— DATA FOR PROCESSING —
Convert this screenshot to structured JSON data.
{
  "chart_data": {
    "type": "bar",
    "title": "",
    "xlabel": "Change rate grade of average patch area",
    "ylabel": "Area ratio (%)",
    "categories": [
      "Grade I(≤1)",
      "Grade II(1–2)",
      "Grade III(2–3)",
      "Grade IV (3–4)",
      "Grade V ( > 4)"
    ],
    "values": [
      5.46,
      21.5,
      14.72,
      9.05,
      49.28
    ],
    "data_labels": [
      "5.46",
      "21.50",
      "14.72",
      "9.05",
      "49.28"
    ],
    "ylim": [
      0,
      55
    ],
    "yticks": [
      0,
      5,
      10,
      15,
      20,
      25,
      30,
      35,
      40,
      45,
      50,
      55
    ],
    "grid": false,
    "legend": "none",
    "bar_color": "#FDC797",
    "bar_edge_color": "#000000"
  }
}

* * *

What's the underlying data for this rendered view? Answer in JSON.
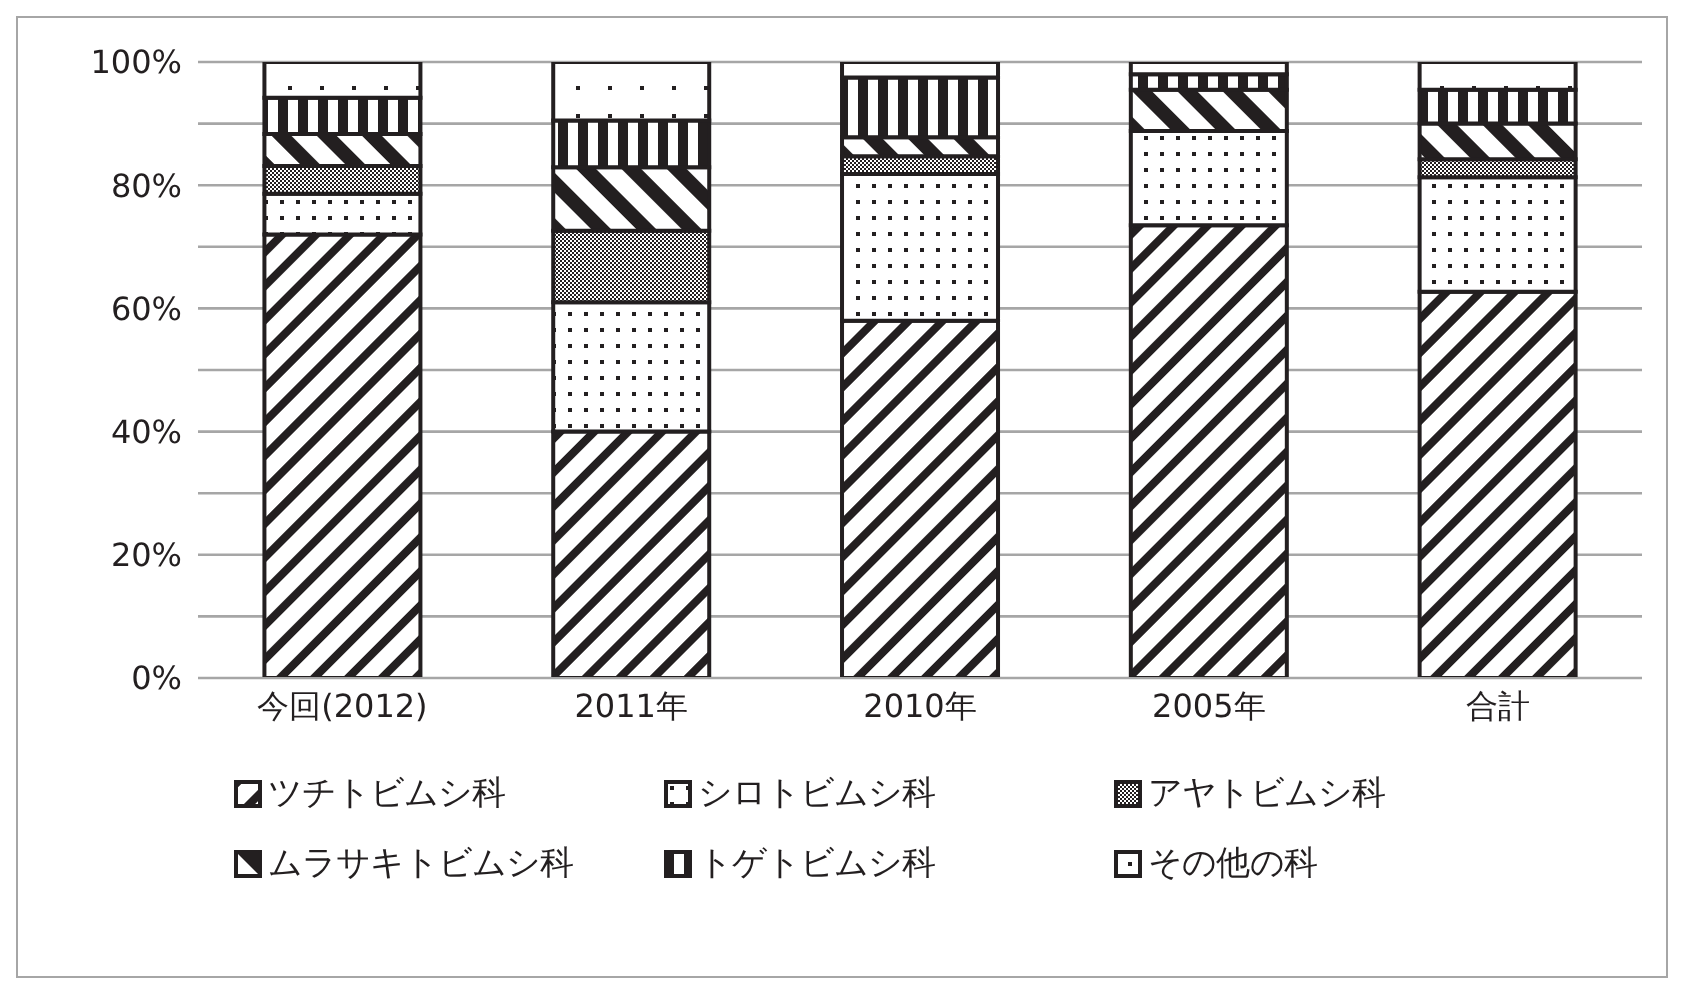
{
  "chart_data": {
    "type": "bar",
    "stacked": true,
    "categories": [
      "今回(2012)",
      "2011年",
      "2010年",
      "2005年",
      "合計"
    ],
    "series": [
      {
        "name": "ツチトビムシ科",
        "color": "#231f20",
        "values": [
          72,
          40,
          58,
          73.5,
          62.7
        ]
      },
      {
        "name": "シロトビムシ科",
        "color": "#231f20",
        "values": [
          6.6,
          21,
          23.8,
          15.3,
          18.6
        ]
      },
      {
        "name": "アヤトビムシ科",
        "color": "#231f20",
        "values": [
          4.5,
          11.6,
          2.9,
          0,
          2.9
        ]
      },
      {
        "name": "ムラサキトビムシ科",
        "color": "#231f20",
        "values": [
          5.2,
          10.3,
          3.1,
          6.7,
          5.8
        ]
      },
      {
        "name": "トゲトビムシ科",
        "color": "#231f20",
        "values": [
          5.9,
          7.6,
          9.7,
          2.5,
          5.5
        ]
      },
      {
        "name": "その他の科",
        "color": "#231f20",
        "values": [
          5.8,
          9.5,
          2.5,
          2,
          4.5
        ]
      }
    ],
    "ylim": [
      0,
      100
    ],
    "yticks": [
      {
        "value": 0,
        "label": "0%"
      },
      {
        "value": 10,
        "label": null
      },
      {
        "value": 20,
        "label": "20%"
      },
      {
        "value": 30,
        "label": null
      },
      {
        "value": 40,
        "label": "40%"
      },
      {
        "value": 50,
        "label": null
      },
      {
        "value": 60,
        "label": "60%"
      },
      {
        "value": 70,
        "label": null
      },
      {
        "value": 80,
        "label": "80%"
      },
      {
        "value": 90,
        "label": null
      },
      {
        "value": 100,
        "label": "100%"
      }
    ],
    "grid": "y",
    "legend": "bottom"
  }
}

---

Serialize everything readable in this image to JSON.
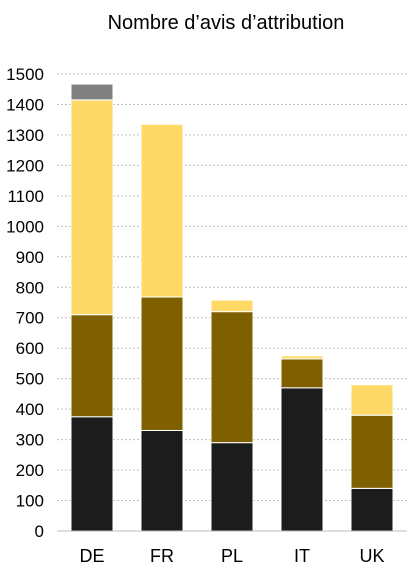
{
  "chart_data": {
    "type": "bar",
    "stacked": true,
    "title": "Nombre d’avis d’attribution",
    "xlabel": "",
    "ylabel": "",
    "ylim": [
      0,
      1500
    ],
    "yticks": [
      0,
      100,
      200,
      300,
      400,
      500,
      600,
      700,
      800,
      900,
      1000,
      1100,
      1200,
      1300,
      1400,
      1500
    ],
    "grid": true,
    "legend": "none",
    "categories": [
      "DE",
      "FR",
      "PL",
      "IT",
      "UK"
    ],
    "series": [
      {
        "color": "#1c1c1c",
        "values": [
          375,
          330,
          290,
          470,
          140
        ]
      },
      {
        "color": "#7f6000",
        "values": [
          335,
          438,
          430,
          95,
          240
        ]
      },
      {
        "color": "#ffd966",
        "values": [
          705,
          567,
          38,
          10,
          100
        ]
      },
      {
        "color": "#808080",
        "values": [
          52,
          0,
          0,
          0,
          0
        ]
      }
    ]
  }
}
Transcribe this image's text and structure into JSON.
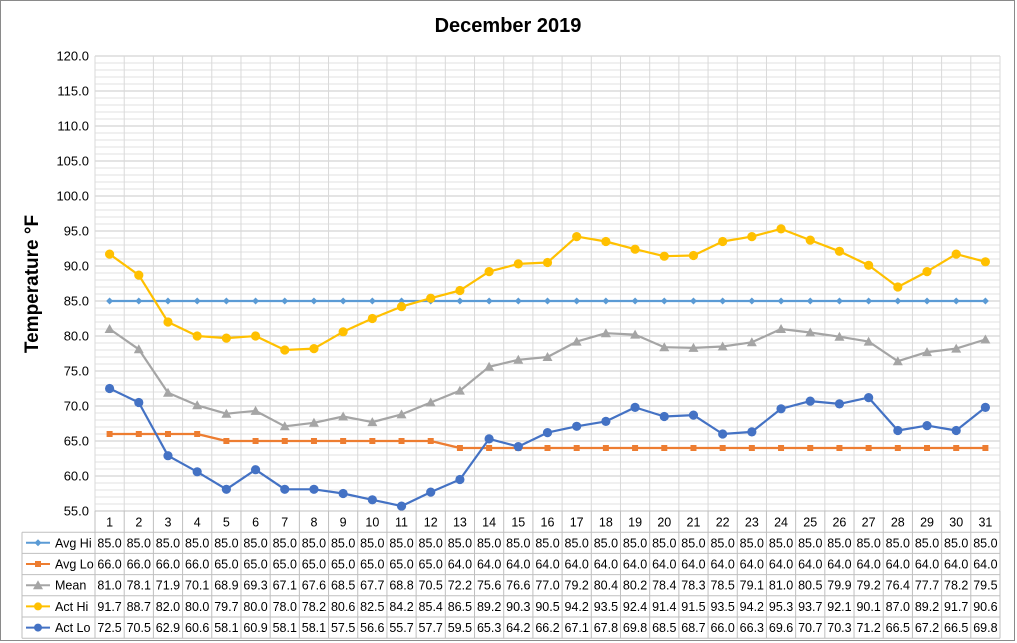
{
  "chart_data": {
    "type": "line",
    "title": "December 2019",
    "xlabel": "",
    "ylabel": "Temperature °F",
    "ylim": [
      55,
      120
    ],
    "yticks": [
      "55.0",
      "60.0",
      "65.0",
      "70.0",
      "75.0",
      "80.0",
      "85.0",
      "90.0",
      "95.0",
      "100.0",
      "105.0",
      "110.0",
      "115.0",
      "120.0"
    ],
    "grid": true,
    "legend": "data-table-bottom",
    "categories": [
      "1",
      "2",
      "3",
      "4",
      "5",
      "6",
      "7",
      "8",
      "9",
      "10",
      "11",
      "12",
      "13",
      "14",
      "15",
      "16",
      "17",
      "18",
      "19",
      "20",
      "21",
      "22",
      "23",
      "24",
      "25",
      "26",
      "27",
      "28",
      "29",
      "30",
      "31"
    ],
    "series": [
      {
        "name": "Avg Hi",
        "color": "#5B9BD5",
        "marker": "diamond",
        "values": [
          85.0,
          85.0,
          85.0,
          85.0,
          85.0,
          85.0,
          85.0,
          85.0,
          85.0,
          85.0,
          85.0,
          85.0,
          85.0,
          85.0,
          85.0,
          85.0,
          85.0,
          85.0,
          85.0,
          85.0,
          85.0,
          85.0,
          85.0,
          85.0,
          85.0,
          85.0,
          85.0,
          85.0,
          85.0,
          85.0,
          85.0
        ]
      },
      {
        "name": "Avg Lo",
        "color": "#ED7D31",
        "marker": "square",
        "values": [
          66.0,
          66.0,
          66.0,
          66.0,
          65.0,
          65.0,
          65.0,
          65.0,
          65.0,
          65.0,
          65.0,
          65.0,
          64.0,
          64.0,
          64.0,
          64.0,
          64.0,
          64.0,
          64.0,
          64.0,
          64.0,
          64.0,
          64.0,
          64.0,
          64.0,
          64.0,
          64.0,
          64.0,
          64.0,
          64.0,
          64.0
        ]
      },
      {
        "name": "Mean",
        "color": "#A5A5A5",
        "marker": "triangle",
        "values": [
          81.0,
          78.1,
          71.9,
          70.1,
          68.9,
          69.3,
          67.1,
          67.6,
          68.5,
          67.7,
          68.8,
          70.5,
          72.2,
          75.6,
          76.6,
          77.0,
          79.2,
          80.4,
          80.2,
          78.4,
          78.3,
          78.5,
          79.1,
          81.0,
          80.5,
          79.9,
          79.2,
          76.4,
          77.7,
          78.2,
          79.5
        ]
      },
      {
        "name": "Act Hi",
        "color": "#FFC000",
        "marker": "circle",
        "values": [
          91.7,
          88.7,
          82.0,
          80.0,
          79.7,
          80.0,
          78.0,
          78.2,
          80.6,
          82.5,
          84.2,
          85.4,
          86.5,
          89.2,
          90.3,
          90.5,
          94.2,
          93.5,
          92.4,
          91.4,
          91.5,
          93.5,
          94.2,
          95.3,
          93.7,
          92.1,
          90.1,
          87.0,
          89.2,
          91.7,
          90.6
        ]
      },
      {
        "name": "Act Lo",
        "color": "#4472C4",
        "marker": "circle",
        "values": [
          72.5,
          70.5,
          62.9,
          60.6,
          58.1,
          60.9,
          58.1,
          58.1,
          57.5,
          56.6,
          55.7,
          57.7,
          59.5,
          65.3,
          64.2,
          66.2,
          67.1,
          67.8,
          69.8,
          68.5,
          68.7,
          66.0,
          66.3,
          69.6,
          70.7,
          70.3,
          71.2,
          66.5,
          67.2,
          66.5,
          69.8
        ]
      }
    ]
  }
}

— SHORT PROBLEM —
Return a copy of every line that includes the word "bottom".

— ANSWER FOR THIS EXERCISE —
    "legend": "bottom"
    "legend": "data-table-bottom",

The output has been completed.